THE REQUEST: Your task is to quote the material that follows, in full and exactly.

******

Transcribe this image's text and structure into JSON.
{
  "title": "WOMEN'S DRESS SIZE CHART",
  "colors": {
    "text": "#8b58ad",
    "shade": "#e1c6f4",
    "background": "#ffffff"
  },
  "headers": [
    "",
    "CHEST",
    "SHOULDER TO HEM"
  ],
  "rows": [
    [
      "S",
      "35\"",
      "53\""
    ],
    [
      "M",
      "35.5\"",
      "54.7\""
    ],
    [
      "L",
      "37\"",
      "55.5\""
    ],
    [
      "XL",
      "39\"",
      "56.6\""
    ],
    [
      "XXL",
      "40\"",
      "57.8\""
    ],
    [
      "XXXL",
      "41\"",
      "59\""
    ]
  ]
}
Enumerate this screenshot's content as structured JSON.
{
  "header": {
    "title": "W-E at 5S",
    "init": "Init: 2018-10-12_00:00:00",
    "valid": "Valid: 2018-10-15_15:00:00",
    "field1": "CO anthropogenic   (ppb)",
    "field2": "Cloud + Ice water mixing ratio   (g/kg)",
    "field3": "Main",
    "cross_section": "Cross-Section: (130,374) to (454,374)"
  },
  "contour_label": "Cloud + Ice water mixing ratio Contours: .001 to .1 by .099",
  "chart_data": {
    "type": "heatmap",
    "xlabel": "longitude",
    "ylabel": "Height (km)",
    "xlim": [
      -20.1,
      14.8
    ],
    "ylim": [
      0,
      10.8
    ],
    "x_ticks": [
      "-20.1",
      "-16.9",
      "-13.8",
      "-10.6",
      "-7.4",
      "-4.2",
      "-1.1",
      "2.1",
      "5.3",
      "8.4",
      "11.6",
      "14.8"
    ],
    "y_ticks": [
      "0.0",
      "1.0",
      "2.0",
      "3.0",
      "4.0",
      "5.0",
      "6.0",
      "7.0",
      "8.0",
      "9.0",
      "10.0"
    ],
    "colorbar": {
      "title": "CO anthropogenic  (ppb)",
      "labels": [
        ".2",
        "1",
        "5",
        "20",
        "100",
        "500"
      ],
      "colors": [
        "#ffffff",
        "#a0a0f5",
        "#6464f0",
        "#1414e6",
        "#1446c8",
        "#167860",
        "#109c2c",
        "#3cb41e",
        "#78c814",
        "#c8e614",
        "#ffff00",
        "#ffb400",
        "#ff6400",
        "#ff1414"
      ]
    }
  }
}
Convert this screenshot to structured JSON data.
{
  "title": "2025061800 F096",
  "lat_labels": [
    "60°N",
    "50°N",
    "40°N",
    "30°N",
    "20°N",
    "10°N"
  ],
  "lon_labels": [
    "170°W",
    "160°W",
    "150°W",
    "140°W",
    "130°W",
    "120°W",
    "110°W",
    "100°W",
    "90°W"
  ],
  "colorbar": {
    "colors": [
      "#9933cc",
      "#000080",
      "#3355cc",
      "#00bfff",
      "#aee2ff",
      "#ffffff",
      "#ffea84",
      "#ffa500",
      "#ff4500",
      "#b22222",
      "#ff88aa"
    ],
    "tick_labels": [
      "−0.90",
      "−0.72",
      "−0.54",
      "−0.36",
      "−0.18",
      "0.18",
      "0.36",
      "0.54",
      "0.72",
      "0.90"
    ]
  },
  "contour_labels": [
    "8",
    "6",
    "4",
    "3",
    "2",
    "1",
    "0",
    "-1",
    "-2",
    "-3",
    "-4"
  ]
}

******

ANSWER BELOW:
Transcribe this image's text and structure into JSON.
{
  "title": "WOMEN'S DRESS SIZE CHART",
  "colors": {
    "text": "#8b58ad",
    "shade": "#e1c6f4",
    "background": "#ffffff"
  },
  "headers": [
    "",
    "CHEST",
    "SHOULDER TO HEM"
  ],
  "rows": [
    [
      "S",
      "35\"",
      "53\""
    ],
    [
      "M",
      "35.5\"",
      "54.7\""
    ],
    [
      "L",
      "37\"",
      "55.5\""
    ],
    [
      "XL",
      "39\"",
      "56.6\""
    ],
    [
      "XXL",
      "40\"",
      "57.8\""
    ],
    [
      "XXXL",
      "41\"",
      "59\""
    ]
  ]
}
Enumerate this screenshot's content as structured JSON.
{
  "header": {
    "title": "W-E at 5S",
    "init": "Init: 2018-10-12_00:00:00",
    "valid": "Valid: 2018-10-15_15:00:00",
    "field1": "CO anthropogenic   (ppb)",
    "field2": "Cloud + Ice water mixing ratio   (g/kg)",
    "field3": "Main",
    "cross_section": "Cross-Section: (130,374) to (454,374)"
  },
  "contour_label": "Cloud + Ice water mixing ratio Contours: .001 to .1 by .099",
  "chart_data": {
    "type": "heatmap",
    "xlabel": "longitude",
    "ylabel": "Height (km)",
    "xlim": [
      -20.1,
      14.8
    ],
    "ylim": [
      0,
      10.8
    ],
    "x_ticks": [
      "-20.1",
      "-16.9",
      "-13.8",
      "-10.6",
      "-7.4",
      "-4.2",
      "-1.1",
      "2.1",
      "5.3",
      "8.4",
      "11.6",
      "14.8"
    ],
    "y_ticks": [
      "0.0",
      "1.0",
      "2.0",
      "3.0",
      "4.0",
      "5.0",
      "6.0",
      "7.0",
      "8.0",
      "9.0",
      "10.0"
    ],
    "colorbar": {
      "title": "CO anthropogenic  (ppb)",
      "labels": [
        ".2",
        "1",
        "5",
        "20",
        "100",
        "500"
      ],
      "colors": [
        "#ffffff",
        "#a0a0f5",
        "#6464f0",
        "#1414e6",
        "#1446c8",
        "#167860",
        "#109c2c",
        "#3cb41e",
        "#78c814",
        "#c8e614",
        "#ffff00",
        "#ffb400",
        "#ff6400",
        "#ff1414"
      ]
    }
  }
}
Convert this screenshot to structured JSON data.
{
  "title": "2025061800 F096",
  "lat_labels": [
    "60°N",
    "50°N",
    "40°N",
    "30°N",
    "20°N",
    "10°N"
  ],
  "lon_labels": [
    "170°W",
    "160°W",
    "150°W",
    "140°W",
    "130°W",
    "120°W",
    "110°W",
    "100°W",
    "90°W"
  ],
  "colorbar": {
    "colors": [
      "#9933cc",
      "#000080",
      "#3355cc",
      "#00bfff",
      "#aee2ff",
      "#ffffff",
      "#ffea84",
      "#ffa500",
      "#ff4500",
      "#b22222",
      "#ff88aa"
    ],
    "tick_labels": [
      "−0.90",
      "−0.72",
      "−0.54",
      "−0.36",
      "−0.18",
      "0.18",
      "0.36",
      "0.54",
      "0.72",
      "0.90"
    ]
  },
  "contour_labels": [
    "8",
    "6",
    "4",
    "3",
    "2",
    "1",
    "0",
    "-1",
    "-2",
    "-3",
    "-4"
  ]
}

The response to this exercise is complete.